-- STATED PROBLEM --
Find the lines with "Current" in them and copy them out.

----------

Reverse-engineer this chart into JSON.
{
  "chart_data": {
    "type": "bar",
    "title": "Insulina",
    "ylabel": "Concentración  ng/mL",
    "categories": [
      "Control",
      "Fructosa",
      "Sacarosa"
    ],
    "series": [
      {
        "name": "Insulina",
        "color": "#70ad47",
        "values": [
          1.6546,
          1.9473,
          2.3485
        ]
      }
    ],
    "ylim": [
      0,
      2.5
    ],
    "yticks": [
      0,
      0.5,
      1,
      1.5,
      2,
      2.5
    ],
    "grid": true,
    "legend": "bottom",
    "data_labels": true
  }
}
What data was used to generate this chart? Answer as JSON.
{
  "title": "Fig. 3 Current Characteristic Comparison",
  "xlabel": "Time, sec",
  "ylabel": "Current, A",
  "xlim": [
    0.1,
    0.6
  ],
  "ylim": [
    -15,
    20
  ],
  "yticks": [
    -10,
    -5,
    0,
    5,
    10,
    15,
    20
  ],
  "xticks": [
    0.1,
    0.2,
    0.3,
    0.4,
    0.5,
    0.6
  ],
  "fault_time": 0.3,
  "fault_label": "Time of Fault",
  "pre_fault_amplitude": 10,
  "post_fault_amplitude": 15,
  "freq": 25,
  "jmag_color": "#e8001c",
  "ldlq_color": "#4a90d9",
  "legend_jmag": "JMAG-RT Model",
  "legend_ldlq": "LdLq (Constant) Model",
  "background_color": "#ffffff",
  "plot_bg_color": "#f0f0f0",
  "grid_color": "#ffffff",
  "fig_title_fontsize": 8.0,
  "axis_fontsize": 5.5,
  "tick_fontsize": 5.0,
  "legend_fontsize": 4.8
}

----------

-- SOLUTION TO THIS PROBLEM --
  "title": "Fig. 3 Current Characteristic Comparison",
  "ylabel": "Current, A",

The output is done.